INSTRUCTION: Without the pictures, set down the records below word for word.

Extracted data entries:
──────────────────────────────
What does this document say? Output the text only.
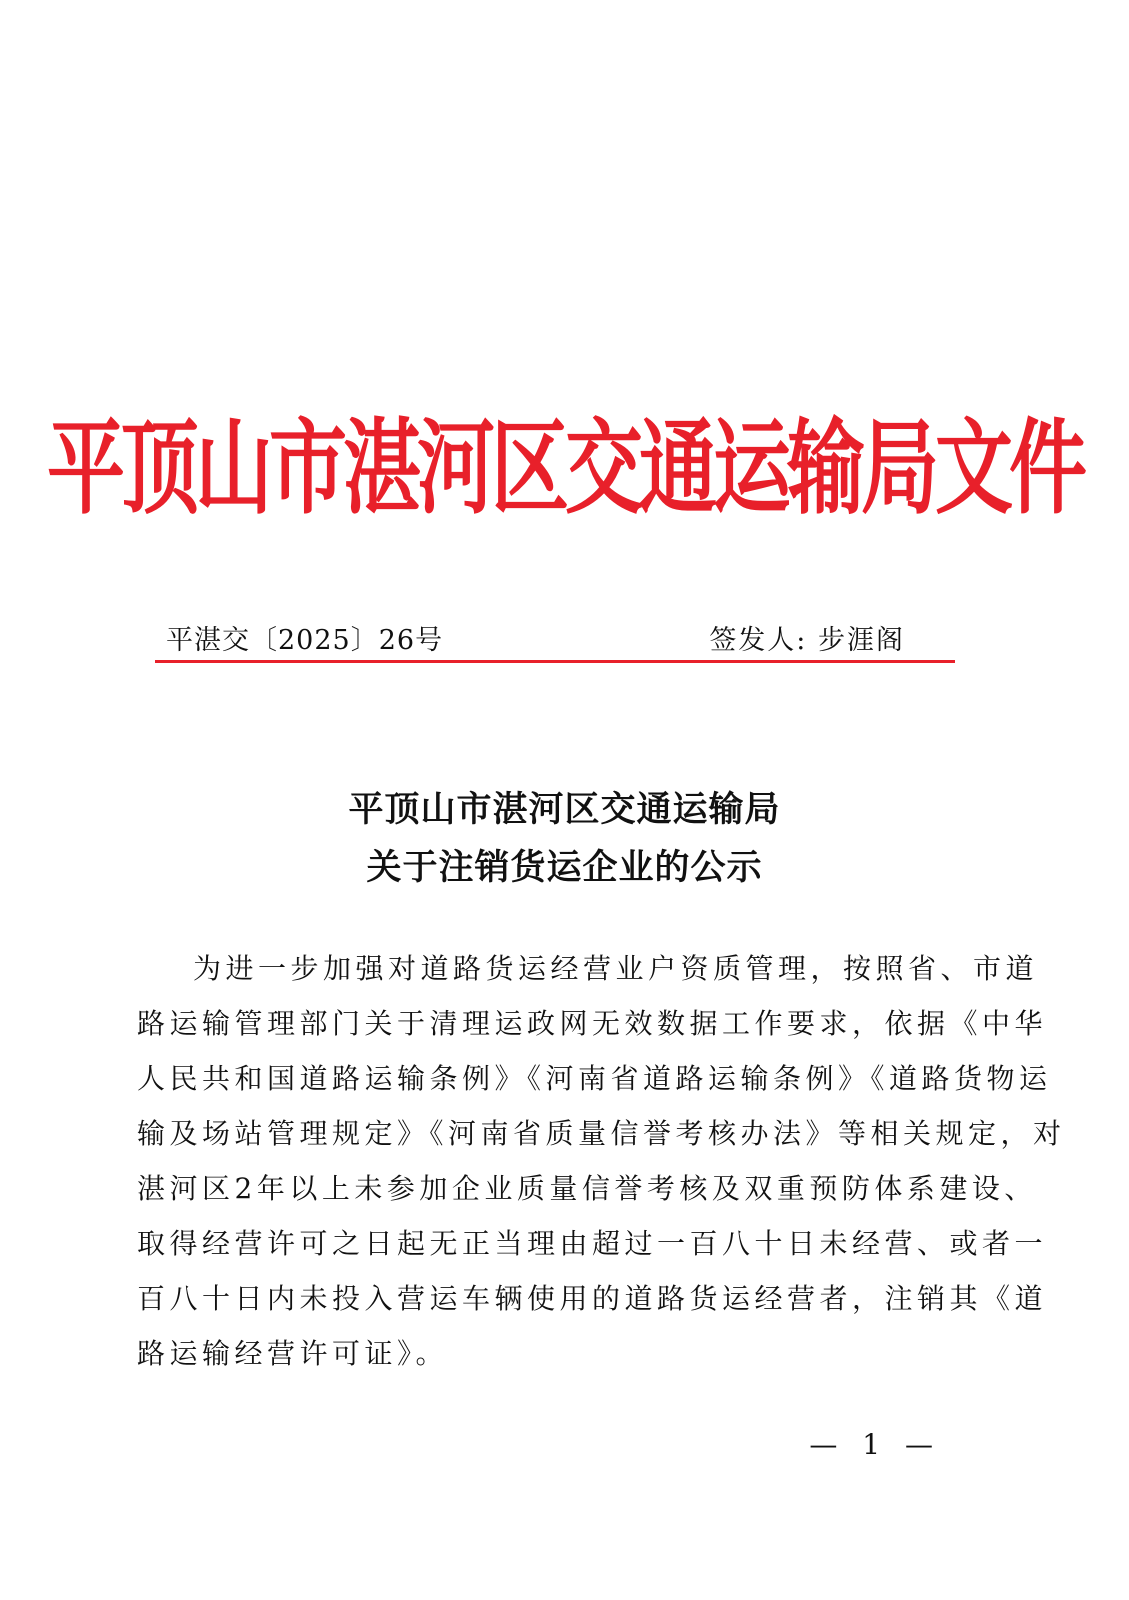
平顶山市湛河区交通运输局文件
平湛交〔2025〕26号	签发人: 步涯阁
平顶山市湛河区交通运输局
关于注销货运企业的公示
为进一步加强对道路货运经营业户资质管理，按照省、市道
路运输管理部门关于清理运政网无效数据工作要求，依据《中华
人民共和国道路运输条例》《河南省道路运输条例》《道路货物运
输及场站管理规定》《河南省质量信誉考核办法》等相关规定，对
湛河区2年以上未参加企业质量信誉考核及双重预防体系建设、
取得经营许可之日起无正当理由超过一百八十日未经营、或者一
百八十日内未投入营运车辆使用的道路货运经营者，注销其《道
路运输经营许可证》。
— 1 —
──────────────────────────────
SOLUTION FOR THIS EXERCISE:
What does this document say? Output the text only.
平顶山市湛河区交通运输局文件
平湛交〔2025〕26号	签发人: 步涯阁
平顶山市湛河区交通运输局
关于注销货运企业的公示
为进一步加强对道路货运经营业户资质管理，按照省、市道
路运输管理部门关于清理运政网无效数据工作要求，依据《中华
人民共和国道路运输条例》《河南省道路运输条例》《道路货物运
输及场站管理规定》《河南省质量信誉考核办法》等相关规定，对
湛河区2年以上未参加企业质量信誉考核及双重预防体系建设、
取得经营许可之日起无正当理由超过一百八十日未经营、或者一
百八十日内未投入营运车辆使用的道路货运经营者，注销其《道
路运输经营许可证》。
— 1 —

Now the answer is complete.